▶ SET EXERCISE
Put every line of the listing below into a JSON list of strings, one string per line, with blank lines left out. Omit the pictures from your answer.

━━━━

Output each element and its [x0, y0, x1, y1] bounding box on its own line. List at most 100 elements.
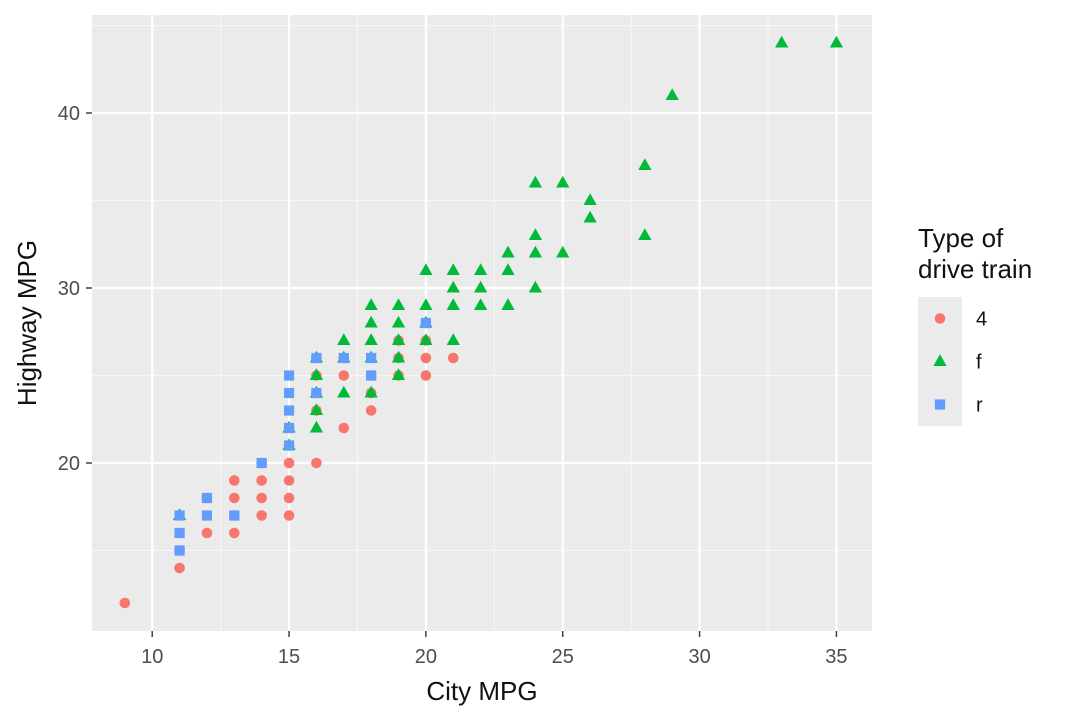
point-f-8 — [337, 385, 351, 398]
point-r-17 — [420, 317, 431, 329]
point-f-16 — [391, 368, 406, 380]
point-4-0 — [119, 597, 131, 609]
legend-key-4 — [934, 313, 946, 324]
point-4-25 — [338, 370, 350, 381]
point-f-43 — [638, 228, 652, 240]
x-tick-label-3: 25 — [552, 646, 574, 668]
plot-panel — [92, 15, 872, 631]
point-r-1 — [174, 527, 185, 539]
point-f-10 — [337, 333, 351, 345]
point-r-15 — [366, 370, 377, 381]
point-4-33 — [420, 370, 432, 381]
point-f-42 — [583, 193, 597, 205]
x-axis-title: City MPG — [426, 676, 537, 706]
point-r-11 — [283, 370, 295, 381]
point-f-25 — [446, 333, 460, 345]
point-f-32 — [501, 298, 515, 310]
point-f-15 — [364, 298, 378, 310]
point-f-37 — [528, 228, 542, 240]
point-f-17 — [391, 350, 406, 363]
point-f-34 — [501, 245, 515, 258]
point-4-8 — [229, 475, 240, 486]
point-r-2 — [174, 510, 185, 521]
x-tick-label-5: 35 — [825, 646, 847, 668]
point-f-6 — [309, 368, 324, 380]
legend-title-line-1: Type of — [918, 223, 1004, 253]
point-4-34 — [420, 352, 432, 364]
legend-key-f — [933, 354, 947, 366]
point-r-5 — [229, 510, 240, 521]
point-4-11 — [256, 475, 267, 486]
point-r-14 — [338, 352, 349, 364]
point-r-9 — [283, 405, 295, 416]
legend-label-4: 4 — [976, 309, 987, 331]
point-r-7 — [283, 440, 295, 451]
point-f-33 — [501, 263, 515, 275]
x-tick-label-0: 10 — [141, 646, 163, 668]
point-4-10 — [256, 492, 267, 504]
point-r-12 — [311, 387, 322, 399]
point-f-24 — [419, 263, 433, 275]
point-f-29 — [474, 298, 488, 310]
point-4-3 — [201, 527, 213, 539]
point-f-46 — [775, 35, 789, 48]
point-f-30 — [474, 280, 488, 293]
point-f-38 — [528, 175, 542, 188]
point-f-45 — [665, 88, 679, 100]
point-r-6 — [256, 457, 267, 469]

━━━━

▶ RESPONSE
[
  "Output each element and its [x0, y0, x1, y1] bounding box on its own line. List at most 100 elements.",
  "point-f-8 — [337, 385, 351, 398]",
  "point-r-17 — [420, 317, 431, 329]",
  "point-f-16 — [391, 368, 406, 380]",
  "point-4-0 — [119, 597, 131, 609]",
  "legend-key-4 — [934, 313, 946, 324]",
  "point-4-25 — [338, 370, 350, 381]",
  "point-f-43 — [638, 228, 652, 240]",
  "x-tick-label-3: 25 — [552, 646, 574, 668]",
  "plot-panel — [92, 15, 872, 631]",
  "point-r-1 — [174, 527, 185, 539]",
  "point-f-10 — [337, 333, 351, 345]",
  "point-r-15 — [366, 370, 377, 381]",
  "point-4-33 — [420, 370, 432, 381]",
  "point-f-42 — [583, 193, 597, 205]",
  "x-axis-title: City MPG — [426, 676, 537, 706]",
  "point-r-11 — [283, 370, 295, 381]",
  "point-f-25 — [446, 333, 460, 345]",
  "point-f-32 — [501, 298, 515, 310]",
  "point-f-15 — [364, 298, 378, 310]",
  "point-f-37 — [528, 228, 542, 240]",
  "point-f-17 — [391, 350, 406, 363]",
  "point-f-34 — [501, 245, 515, 258]",
  "point-4-8 — [229, 475, 240, 486]",
  "point-r-2 — [174, 510, 185, 521]",
  "x-tick-label-5: 35 — [825, 646, 847, 668]",
  "point-f-6 — [309, 368, 324, 380]",
  "legend-title-line-1: Type of — [918, 223, 1004, 253]",
  "point-4-34 — [420, 352, 432, 364]",
  "legend-key-f — [933, 354, 947, 366]",
  "point-r-5 — [229, 510, 240, 521]",
  "point-4-11 — [256, 475, 267, 486]",
  "point-r-14 — [338, 352, 349, 364]",
  "point-r-9 — [283, 405, 295, 416]",
  "legend-label-4: 4 — [976, 309, 987, 331]",
  "point-r-7 — [283, 440, 295, 451]",
  "point-f-33 — [501, 263, 515, 275]",
  "x-tick-label-0: 10 — [141, 646, 163, 668]",
  "point-4-10 — [256, 492, 267, 504]",
  "point-r-12 — [311, 387, 322, 399]",
  "point-f-24 — [419, 263, 433, 275]",
  "point-f-29 — [474, 298, 488, 310]",
  "point-4-3 — [201, 527, 213, 539]",
  "point-f-46 — [775, 35, 789, 48]",
  "point-f-30 — [474, 280, 488, 293]",
  "point-f-38 — [528, 175, 542, 188]",
  "point-f-45 — [665, 88, 679, 100]",
  "point-r-6 — [256, 457, 267, 469]"
]